Provided records:
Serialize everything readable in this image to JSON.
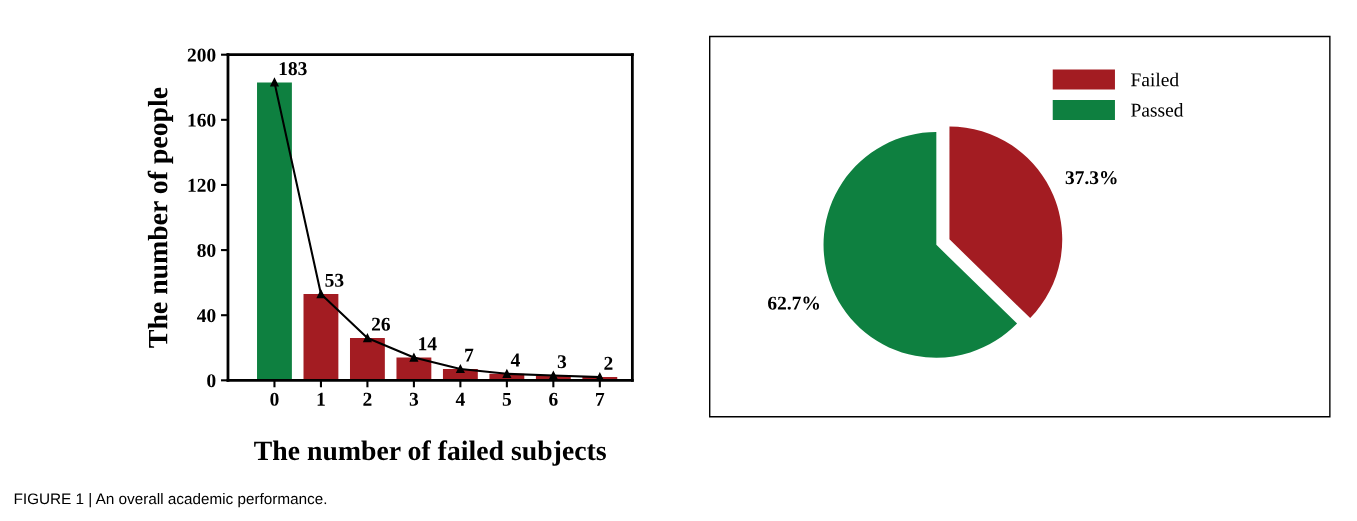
{
  "chart_data": [
    {
      "type": "bar",
      "xlabel": "The number of failed subjects",
      "ylabel": "The number of people",
      "categories": [
        "0",
        "1",
        "2",
        "3",
        "4",
        "5",
        "6",
        "7"
      ],
      "series": [
        {
          "type": "bar",
          "colors": [
            "#0e8040",
            "#a31c22",
            "#a31c22",
            "#a31c22",
            "#a31c22",
            "#a31c22",
            "#a31c22",
            "#a31c22"
          ],
          "values": [
            183,
            53,
            26,
            14,
            7,
            4,
            3,
            2
          ]
        },
        {
          "type": "line",
          "color": "#000000",
          "marker": "triangle",
          "values": [
            183,
            53,
            26,
            14,
            7,
            4,
            3,
            2
          ],
          "data_labels": true
        }
      ],
      "ylim": [
        0,
        200
      ],
      "yticks": [
        0,
        40,
        80,
        120,
        160,
        200
      ],
      "grid": false,
      "annotations": [
        "FIGURE 1 | An overall academic performance."
      ]
    },
    {
      "type": "pie",
      "categories": [
        "Failed",
        "Passed"
      ],
      "values": [
        37.3,
        62.7
      ],
      "colors": [
        "#a31c22",
        "#0e8040"
      ],
      "value_labels": [
        "37.3%",
        "62.7%"
      ],
      "legend": "top right"
    }
  ]
}
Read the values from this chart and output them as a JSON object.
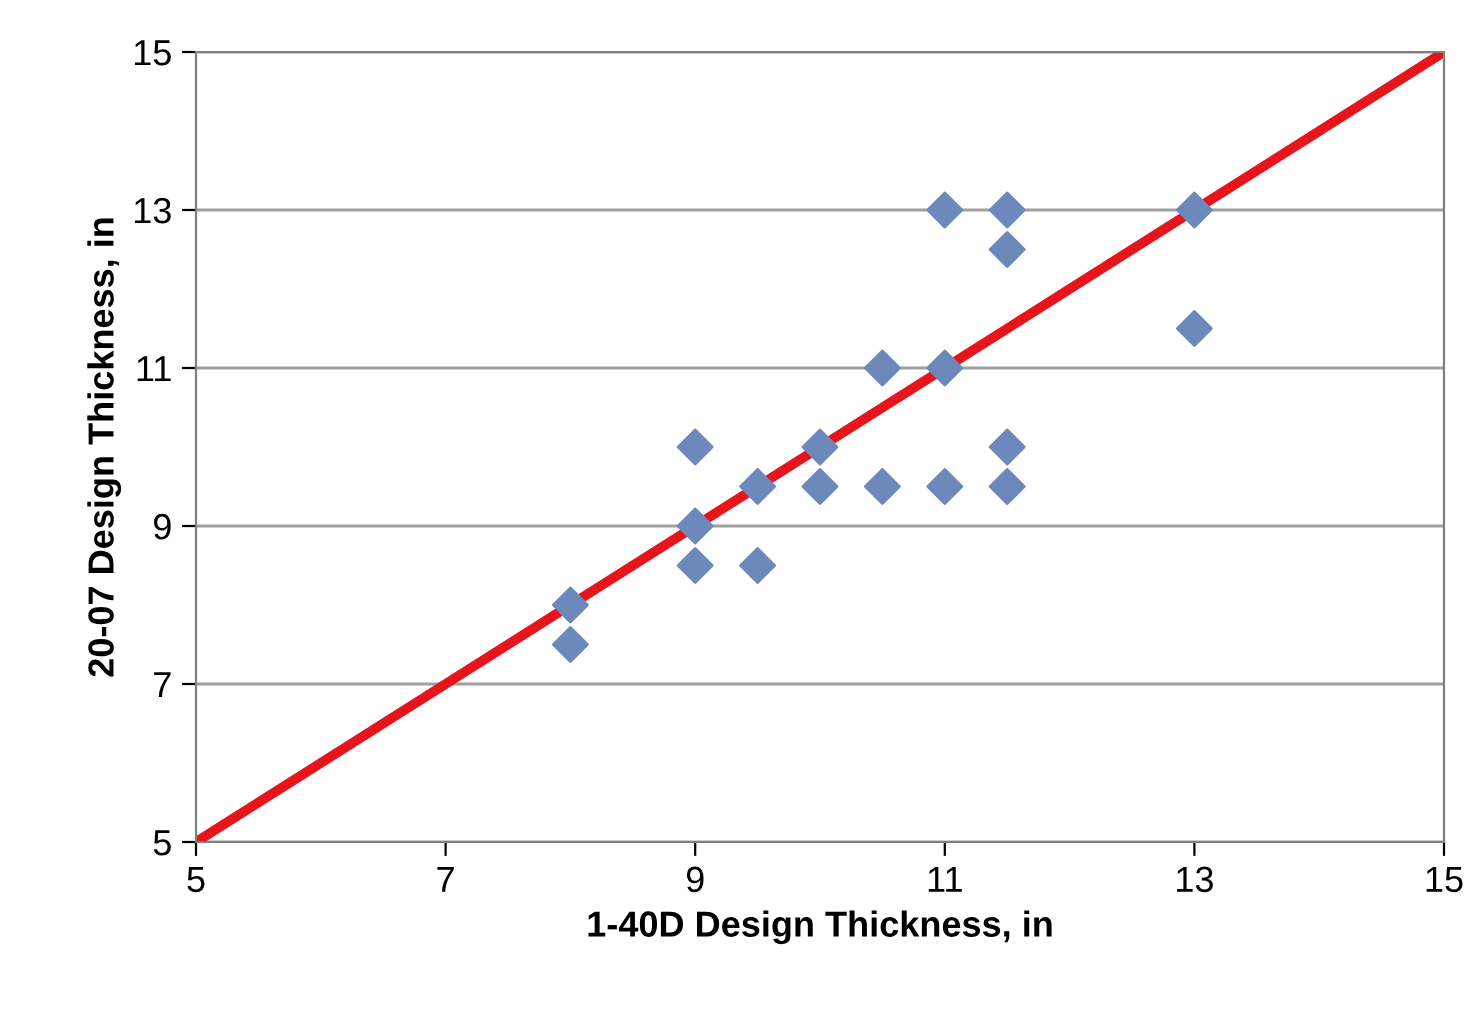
{
  "chart_data": {
    "type": "scatter",
    "xlabel": "1-40D Design Thickness, in",
    "ylabel": "20-07 Design Thickness, in",
    "series": [
      {
        "type": "line",
        "color": "#e8141c",
        "x": [
          5,
          15
        ],
        "values": [
          5,
          15
        ],
        "marker": "none",
        "line_style": "solid"
      },
      {
        "color": "#6d88bb",
        "marker": "diamond",
        "x": [
          8,
          8,
          9,
          9,
          9,
          9.5,
          9.5,
          10,
          10,
          10.5,
          10.5,
          11,
          11,
          11,
          11.5,
          11.5,
          11.5,
          11.5,
          13,
          13
        ],
        "values": [
          8,
          7.5,
          10,
          9,
          8.5,
          9.5,
          8.5,
          10,
          9.5,
          11,
          9.5,
          13,
          11,
          9.5,
          13,
          12.5,
          10,
          9.5,
          13,
          11.5
        ]
      }
    ],
    "xlim": [
      5,
      15
    ],
    "ylim": [
      5,
      15
    ],
    "xticks": [
      5,
      7,
      9,
      11,
      13,
      15
    ],
    "yticks": [
      5,
      7,
      9,
      11,
      13,
      15
    ],
    "grid": "y",
    "legend": false
  }
}
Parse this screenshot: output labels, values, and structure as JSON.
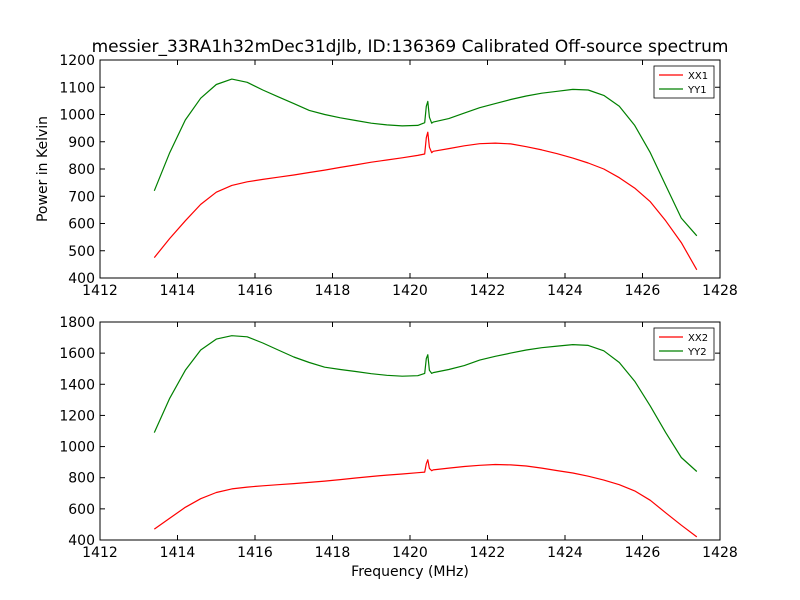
{
  "figure": {
    "title": "messier_33RA1h32mDec31djlb, ID:136369 Calibrated Off-source spectrum",
    "xlabel": "Frequency (MHz)",
    "ylabel": "Power in Kelvin"
  },
  "chart_data": [
    {
      "type": "line",
      "title": "messier_33RA1h32mDec31djlb, ID:136369 Calibrated Off-source spectrum",
      "xlabel": "",
      "ylabel": "Power in Kelvin",
      "xlim": [
        1412,
        1428
      ],
      "ylim": [
        400,
        1200
      ],
      "xticks": [
        1412,
        1414,
        1416,
        1418,
        1420,
        1422,
        1424,
        1426,
        1428
      ],
      "yticks": [
        400,
        500,
        600,
        700,
        800,
        900,
        1000,
        1100,
        1200
      ],
      "legend": "top-right",
      "grid": false,
      "series": [
        {
          "name": "XX1",
          "color": "#ff0000",
          "x": [
            1413.4,
            1413.8,
            1414.2,
            1414.6,
            1415.0,
            1415.4,
            1415.8,
            1416.2,
            1416.6,
            1417.0,
            1417.4,
            1417.8,
            1418.2,
            1418.6,
            1419.0,
            1419.4,
            1419.8,
            1420.2,
            1420.38,
            1420.42,
            1420.46,
            1420.5,
            1420.56,
            1420.6,
            1421.0,
            1421.4,
            1421.8,
            1422.2,
            1422.6,
            1423.0,
            1423.4,
            1423.8,
            1424.2,
            1424.6,
            1425.0,
            1425.4,
            1425.8,
            1426.2,
            1426.6,
            1427.0,
            1427.4
          ],
          "values": [
            475,
            545,
            610,
            670,
            715,
            740,
            753,
            762,
            770,
            778,
            787,
            796,
            806,
            815,
            825,
            833,
            841,
            850,
            855,
            915,
            935,
            880,
            860,
            865,
            875,
            885,
            893,
            895,
            892,
            882,
            870,
            856,
            840,
            822,
            800,
            768,
            730,
            680,
            610,
            530,
            430
          ]
        },
        {
          "name": "YY1",
          "color": "#008000",
          "x": [
            1413.4,
            1413.8,
            1414.2,
            1414.6,
            1415.0,
            1415.4,
            1415.8,
            1416.2,
            1416.6,
            1417.0,
            1417.4,
            1417.8,
            1418.2,
            1418.6,
            1419.0,
            1419.4,
            1419.8,
            1420.2,
            1420.38,
            1420.42,
            1420.46,
            1420.5,
            1420.56,
            1420.6,
            1421.0,
            1421.4,
            1421.8,
            1422.2,
            1422.6,
            1423.0,
            1423.4,
            1423.8,
            1424.2,
            1424.6,
            1425.0,
            1425.4,
            1425.8,
            1426.2,
            1426.6,
            1427.0,
            1427.4
          ],
          "values": [
            720,
            860,
            980,
            1060,
            1110,
            1130,
            1118,
            1090,
            1065,
            1040,
            1015,
            1000,
            988,
            978,
            968,
            962,
            958,
            960,
            970,
            1030,
            1048,
            990,
            968,
            972,
            985,
            1005,
            1025,
            1040,
            1055,
            1068,
            1078,
            1085,
            1092,
            1090,
            1070,
            1030,
            960,
            860,
            740,
            620,
            555
          ]
        }
      ]
    },
    {
      "type": "line",
      "title": "",
      "xlabel": "Frequency (MHz)",
      "ylabel": "",
      "xlim": [
        1412,
        1428
      ],
      "ylim": [
        400,
        1800
      ],
      "xticks": [
        1412,
        1414,
        1416,
        1418,
        1420,
        1422,
        1424,
        1426,
        1428
      ],
      "yticks": [
        400,
        600,
        800,
        1000,
        1200,
        1400,
        1600,
        1800
      ],
      "legend": "top-right",
      "grid": false,
      "series": [
        {
          "name": "XX2",
          "color": "#ff0000",
          "x": [
            1413.4,
            1413.8,
            1414.2,
            1414.6,
            1415.0,
            1415.4,
            1415.8,
            1416.2,
            1416.6,
            1417.0,
            1417.4,
            1417.8,
            1418.2,
            1418.6,
            1419.0,
            1419.4,
            1419.8,
            1420.2,
            1420.38,
            1420.42,
            1420.46,
            1420.5,
            1420.56,
            1420.6,
            1421.0,
            1421.4,
            1421.8,
            1422.2,
            1422.6,
            1423.0,
            1423.4,
            1423.8,
            1424.2,
            1424.6,
            1425.0,
            1425.4,
            1425.8,
            1426.2,
            1426.6,
            1427.0,
            1427.4
          ],
          "values": [
            470,
            540,
            610,
            665,
            705,
            728,
            740,
            748,
            755,
            762,
            770,
            778,
            788,
            798,
            808,
            817,
            824,
            832,
            836,
            890,
            915,
            860,
            845,
            850,
            862,
            872,
            880,
            885,
            882,
            875,
            862,
            846,
            830,
            810,
            785,
            755,
            715,
            655,
            575,
            495,
            420
          ]
        },
        {
          "name": "YY2",
          "color": "#008000",
          "x": [
            1413.4,
            1413.8,
            1414.2,
            1414.6,
            1415.0,
            1415.4,
            1415.8,
            1416.2,
            1416.6,
            1417.0,
            1417.4,
            1417.8,
            1418.2,
            1418.6,
            1419.0,
            1419.4,
            1419.8,
            1420.2,
            1420.38,
            1420.42,
            1420.46,
            1420.5,
            1420.56,
            1420.6,
            1421.0,
            1421.4,
            1421.8,
            1422.2,
            1422.6,
            1423.0,
            1423.4,
            1423.8,
            1424.2,
            1424.6,
            1425.0,
            1425.4,
            1425.8,
            1426.2,
            1426.6,
            1427.0,
            1427.4
          ],
          "values": [
            1090,
            1310,
            1490,
            1620,
            1690,
            1712,
            1705,
            1665,
            1620,
            1575,
            1540,
            1510,
            1495,
            1482,
            1468,
            1458,
            1452,
            1455,
            1470,
            1565,
            1590,
            1490,
            1470,
            1475,
            1495,
            1520,
            1555,
            1580,
            1600,
            1620,
            1635,
            1645,
            1655,
            1650,
            1615,
            1540,
            1420,
            1260,
            1090,
            930,
            840
          ]
        }
      ]
    }
  ]
}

Instructions to follow: Pick out the lines that have the word "Frequency". Copy them all.

Task answer:
    "xlabel": "Frequency (MHz)",
      "xlabel": "Frequency (MHz)",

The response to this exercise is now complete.